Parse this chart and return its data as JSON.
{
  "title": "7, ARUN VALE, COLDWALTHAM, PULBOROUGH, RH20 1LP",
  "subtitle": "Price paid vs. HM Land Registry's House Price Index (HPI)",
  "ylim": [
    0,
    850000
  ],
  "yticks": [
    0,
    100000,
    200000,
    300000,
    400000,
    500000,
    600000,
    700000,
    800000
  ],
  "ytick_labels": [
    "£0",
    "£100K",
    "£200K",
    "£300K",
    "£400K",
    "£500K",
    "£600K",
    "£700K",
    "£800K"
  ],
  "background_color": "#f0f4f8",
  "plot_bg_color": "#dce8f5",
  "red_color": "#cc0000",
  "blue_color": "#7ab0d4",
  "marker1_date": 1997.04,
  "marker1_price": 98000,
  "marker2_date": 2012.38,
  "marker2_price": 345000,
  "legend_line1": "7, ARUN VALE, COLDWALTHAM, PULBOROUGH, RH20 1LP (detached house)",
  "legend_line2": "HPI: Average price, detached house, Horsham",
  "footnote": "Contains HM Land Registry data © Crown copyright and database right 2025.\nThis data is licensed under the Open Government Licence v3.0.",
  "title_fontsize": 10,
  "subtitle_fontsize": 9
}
---
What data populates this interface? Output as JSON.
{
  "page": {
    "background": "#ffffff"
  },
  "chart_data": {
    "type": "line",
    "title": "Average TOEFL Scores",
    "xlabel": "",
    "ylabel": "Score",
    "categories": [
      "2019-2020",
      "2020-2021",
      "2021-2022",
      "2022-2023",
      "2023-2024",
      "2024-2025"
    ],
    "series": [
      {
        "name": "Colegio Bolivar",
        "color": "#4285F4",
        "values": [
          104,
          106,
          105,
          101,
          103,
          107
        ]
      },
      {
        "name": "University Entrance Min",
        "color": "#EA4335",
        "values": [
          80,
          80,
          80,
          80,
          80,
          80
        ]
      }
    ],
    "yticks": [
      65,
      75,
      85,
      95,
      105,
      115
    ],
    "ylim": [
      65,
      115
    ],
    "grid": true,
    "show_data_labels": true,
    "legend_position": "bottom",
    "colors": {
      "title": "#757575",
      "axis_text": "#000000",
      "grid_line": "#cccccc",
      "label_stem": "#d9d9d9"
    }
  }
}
==
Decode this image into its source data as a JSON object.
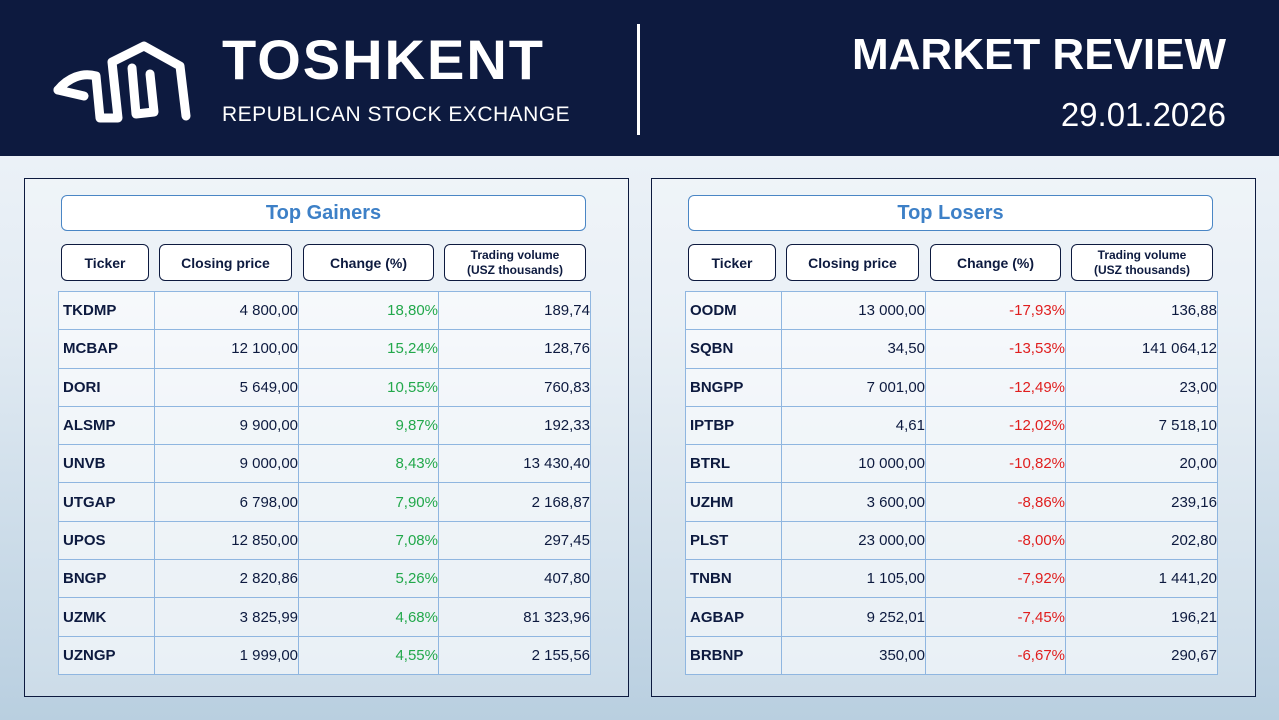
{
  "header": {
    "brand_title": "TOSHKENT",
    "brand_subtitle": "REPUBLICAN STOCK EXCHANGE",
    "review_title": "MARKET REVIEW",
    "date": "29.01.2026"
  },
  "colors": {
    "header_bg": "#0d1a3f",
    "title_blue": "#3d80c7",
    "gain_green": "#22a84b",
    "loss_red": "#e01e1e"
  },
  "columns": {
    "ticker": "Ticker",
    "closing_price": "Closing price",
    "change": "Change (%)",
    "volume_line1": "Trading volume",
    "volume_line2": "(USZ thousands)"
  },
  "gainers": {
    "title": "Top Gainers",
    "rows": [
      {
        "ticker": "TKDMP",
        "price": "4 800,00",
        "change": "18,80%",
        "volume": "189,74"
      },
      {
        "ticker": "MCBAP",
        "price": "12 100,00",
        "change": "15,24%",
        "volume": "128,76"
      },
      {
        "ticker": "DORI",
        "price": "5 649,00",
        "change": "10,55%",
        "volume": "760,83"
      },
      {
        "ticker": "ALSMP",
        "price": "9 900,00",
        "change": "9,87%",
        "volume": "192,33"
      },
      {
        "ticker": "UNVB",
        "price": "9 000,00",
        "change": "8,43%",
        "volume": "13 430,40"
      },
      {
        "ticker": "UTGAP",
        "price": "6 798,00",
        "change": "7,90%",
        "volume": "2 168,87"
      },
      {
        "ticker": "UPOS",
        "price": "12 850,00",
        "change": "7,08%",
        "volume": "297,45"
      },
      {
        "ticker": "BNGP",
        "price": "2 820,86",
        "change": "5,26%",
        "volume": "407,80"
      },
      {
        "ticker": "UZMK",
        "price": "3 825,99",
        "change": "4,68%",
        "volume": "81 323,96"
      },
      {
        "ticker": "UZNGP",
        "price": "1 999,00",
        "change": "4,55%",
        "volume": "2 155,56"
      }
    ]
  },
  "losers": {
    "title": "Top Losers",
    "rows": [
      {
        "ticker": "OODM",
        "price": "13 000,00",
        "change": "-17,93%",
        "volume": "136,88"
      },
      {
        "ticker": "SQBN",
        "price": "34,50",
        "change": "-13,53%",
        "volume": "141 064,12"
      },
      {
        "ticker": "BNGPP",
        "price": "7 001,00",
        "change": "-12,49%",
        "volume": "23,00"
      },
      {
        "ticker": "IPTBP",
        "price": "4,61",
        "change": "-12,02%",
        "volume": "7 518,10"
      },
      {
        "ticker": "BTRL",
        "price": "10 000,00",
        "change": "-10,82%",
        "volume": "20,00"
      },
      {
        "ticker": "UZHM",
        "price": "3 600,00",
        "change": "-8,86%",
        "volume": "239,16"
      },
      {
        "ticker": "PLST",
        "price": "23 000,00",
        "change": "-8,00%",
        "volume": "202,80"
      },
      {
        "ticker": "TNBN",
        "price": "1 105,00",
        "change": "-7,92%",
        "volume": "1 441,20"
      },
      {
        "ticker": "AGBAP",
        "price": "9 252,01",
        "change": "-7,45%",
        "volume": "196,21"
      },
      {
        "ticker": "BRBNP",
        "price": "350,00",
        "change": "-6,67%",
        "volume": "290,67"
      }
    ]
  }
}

■ **Stated task**: Pick out the lines that include the word "Registry" and write them out.

■ **Solution to the problem**:
  "subtitle": "Price paid vs. HM Land Registry's House Price Index (HPI)",
  "footnote": "Contains HM Land Registry data © Crown copyright and database right 2025.\nThis data is licensed under the Open Government Licence v3.0.",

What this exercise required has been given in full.